__Exercise material__:
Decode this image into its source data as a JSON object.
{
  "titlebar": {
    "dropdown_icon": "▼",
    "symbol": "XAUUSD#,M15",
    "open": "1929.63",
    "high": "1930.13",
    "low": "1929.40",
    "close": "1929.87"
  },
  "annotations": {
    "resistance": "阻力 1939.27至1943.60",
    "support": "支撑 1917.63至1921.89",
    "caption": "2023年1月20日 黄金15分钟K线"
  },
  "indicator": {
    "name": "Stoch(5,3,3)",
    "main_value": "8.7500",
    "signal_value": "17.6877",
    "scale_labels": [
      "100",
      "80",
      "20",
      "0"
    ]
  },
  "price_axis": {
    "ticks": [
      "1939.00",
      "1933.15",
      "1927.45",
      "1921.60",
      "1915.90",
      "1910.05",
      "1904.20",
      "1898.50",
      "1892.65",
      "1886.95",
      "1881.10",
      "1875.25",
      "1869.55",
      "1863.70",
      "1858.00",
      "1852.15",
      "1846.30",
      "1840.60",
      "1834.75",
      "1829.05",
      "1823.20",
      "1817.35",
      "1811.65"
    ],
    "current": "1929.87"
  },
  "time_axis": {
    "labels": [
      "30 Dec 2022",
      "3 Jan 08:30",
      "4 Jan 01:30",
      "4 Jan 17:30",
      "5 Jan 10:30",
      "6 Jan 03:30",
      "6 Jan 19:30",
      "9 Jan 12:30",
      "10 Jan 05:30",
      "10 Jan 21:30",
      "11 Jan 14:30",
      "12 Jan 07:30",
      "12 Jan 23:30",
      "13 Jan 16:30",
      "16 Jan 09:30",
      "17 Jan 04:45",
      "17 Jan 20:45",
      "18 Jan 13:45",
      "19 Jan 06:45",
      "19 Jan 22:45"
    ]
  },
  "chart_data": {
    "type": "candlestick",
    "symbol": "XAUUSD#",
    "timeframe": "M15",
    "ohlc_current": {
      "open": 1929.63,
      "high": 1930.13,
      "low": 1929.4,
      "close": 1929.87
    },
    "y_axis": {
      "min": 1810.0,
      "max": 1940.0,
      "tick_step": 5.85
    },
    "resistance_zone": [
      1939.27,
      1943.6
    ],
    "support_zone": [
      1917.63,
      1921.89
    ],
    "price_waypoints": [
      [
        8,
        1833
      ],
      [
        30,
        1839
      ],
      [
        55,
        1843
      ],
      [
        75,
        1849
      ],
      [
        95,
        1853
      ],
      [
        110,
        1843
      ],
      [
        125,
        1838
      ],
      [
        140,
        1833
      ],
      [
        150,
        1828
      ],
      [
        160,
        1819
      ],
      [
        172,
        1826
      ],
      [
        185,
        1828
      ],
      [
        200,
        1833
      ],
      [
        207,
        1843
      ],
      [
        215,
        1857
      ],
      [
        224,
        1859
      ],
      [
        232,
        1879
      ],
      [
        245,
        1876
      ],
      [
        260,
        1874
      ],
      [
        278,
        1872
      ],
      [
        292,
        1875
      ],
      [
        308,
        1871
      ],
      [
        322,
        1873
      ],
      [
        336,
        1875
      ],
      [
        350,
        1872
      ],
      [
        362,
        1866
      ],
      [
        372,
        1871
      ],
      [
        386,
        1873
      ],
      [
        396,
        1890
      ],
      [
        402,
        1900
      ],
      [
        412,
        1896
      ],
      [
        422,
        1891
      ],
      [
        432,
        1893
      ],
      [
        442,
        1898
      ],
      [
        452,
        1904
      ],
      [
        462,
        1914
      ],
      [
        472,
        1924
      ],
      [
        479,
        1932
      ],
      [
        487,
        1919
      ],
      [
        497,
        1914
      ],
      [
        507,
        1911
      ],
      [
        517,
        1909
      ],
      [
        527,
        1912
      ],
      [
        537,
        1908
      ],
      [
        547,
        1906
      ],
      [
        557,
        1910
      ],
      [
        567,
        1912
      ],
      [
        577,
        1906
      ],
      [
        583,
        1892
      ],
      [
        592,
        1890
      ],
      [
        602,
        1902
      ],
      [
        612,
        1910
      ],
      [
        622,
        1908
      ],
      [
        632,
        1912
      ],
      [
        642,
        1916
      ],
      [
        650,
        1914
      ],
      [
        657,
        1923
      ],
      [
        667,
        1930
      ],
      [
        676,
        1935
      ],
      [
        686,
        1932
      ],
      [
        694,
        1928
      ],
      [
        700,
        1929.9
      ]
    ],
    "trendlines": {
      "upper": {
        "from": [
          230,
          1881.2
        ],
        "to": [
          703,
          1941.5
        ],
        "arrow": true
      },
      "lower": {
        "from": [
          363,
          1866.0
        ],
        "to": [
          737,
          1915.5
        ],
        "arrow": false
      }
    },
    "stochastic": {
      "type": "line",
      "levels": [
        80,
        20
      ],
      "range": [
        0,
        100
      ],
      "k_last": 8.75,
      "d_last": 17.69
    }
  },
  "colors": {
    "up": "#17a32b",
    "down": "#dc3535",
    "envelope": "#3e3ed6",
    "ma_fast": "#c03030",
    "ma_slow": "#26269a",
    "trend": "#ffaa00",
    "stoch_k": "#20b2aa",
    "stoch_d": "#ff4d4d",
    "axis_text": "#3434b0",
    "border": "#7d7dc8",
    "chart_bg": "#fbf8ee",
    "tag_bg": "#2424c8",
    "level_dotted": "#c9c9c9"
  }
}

__Instruction__: Your task is to output the full set of records exactly as presented.

__Result of the exercise__:
Decode this image into its source data as a JSON object.
{
  "titlebar": {
    "dropdown_icon": "▼",
    "symbol": "XAUUSD#,M15",
    "open": "1929.63",
    "high": "1930.13",
    "low": "1929.40",
    "close": "1929.87"
  },
  "annotations": {
    "resistance": "阻力 1939.27至1943.60",
    "support": "支撑 1917.63至1921.89",
    "caption": "2023年1月20日 黄金15分钟K线"
  },
  "indicator": {
    "name": "Stoch(5,3,3)",
    "main_value": "8.7500",
    "signal_value": "17.6877",
    "scale_labels": [
      "100",
      "80",
      "20",
      "0"
    ]
  },
  "price_axis": {
    "ticks": [
      "1939.00",
      "1933.15",
      "1927.45",
      "1921.60",
      "1915.90",
      "1910.05",
      "1904.20",
      "1898.50",
      "1892.65",
      "1886.95",
      "1881.10",
      "1875.25",
      "1869.55",
      "1863.70",
      "1858.00",
      "1852.15",
      "1846.30",
      "1840.60",
      "1834.75",
      "1829.05",
      "1823.20",
      "1817.35",
      "1811.65"
    ],
    "current": "1929.87"
  },
  "time_axis": {
    "labels": [
      "30 Dec 2022",
      "3 Jan 08:30",
      "4 Jan 01:30",
      "4 Jan 17:30",
      "5 Jan 10:30",
      "6 Jan 03:30",
      "6 Jan 19:30",
      "9 Jan 12:30",
      "10 Jan 05:30",
      "10 Jan 21:30",
      "11 Jan 14:30",
      "12 Jan 07:30",
      "12 Jan 23:30",
      "13 Jan 16:30",
      "16 Jan 09:30",
      "17 Jan 04:45",
      "17 Jan 20:45",
      "18 Jan 13:45",
      "19 Jan 06:45",
      "19 Jan 22:45"
    ]
  },
  "chart_data": {
    "type": "candlestick",
    "symbol": "XAUUSD#",
    "timeframe": "M15",
    "ohlc_current": {
      "open": 1929.63,
      "high": 1930.13,
      "low": 1929.4,
      "close": 1929.87
    },
    "y_axis": {
      "min": 1810.0,
      "max": 1940.0,
      "tick_step": 5.85
    },
    "resistance_zone": [
      1939.27,
      1943.6
    ],
    "support_zone": [
      1917.63,
      1921.89
    ],
    "price_waypoints": [
      [
        8,
        1833
      ],
      [
        30,
        1839
      ],
      [
        55,
        1843
      ],
      [
        75,
        1849
      ],
      [
        95,
        1853
      ],
      [
        110,
        1843
      ],
      [
        125,
        1838
      ],
      [
        140,
        1833
      ],
      [
        150,
        1828
      ],
      [
        160,
        1819
      ],
      [
        172,
        1826
      ],
      [
        185,
        1828
      ],
      [
        200,
        1833
      ],
      [
        207,
        1843
      ],
      [
        215,
        1857
      ],
      [
        224,
        1859
      ],
      [
        232,
        1879
      ],
      [
        245,
        1876
      ],
      [
        260,
        1874
      ],
      [
        278,
        1872
      ],
      [
        292,
        1875
      ],
      [
        308,
        1871
      ],
      [
        322,
        1873
      ],
      [
        336,
        1875
      ],
      [
        350,
        1872
      ],
      [
        362,
        1866
      ],
      [
        372,
        1871
      ],
      [
        386,
        1873
      ],
      [
        396,
        1890
      ],
      [
        402,
        1900
      ],
      [
        412,
        1896
      ],
      [
        422,
        1891
      ],
      [
        432,
        1893
      ],
      [
        442,
        1898
      ],
      [
        452,
        1904
      ],
      [
        462,
        1914
      ],
      [
        472,
        1924
      ],
      [
        479,
        1932
      ],
      [
        487,
        1919
      ],
      [
        497,
        1914
      ],
      [
        507,
        1911
      ],
      [
        517,
        1909
      ],
      [
        527,
        1912
      ],
      [
        537,
        1908
      ],
      [
        547,
        1906
      ],
      [
        557,
        1910
      ],
      [
        567,
        1912
      ],
      [
        577,
        1906
      ],
      [
        583,
        1892
      ],
      [
        592,
        1890
      ],
      [
        602,
        1902
      ],
      [
        612,
        1910
      ],
      [
        622,
        1908
      ],
      [
        632,
        1912
      ],
      [
        642,
        1916
      ],
      [
        650,
        1914
      ],
      [
        657,
        1923
      ],
      [
        667,
        1930
      ],
      [
        676,
        1935
      ],
      [
        686,
        1932
      ],
      [
        694,
        1928
      ],
      [
        700,
        1929.9
      ]
    ],
    "trendlines": {
      "upper": {
        "from": [
          230,
          1881.2
        ],
        "to": [
          703,
          1941.5
        ],
        "arrow": true
      },
      "lower": {
        "from": [
          363,
          1866.0
        ],
        "to": [
          737,
          1915.5
        ],
        "arrow": false
      }
    },
    "stochastic": {
      "type": "line",
      "levels": [
        80,
        20
      ],
      "range": [
        0,
        100
      ],
      "k_last": 8.75,
      "d_last": 17.69
    }
  },
  "colors": {
    "up": "#17a32b",
    "down": "#dc3535",
    "envelope": "#3e3ed6",
    "ma_fast": "#c03030",
    "ma_slow": "#26269a",
    "trend": "#ffaa00",
    "stoch_k": "#20b2aa",
    "stoch_d": "#ff4d4d",
    "axis_text": "#3434b0",
    "border": "#7d7dc8",
    "chart_bg": "#fbf8ee",
    "tag_bg": "#2424c8",
    "level_dotted": "#c9c9c9"
  }
}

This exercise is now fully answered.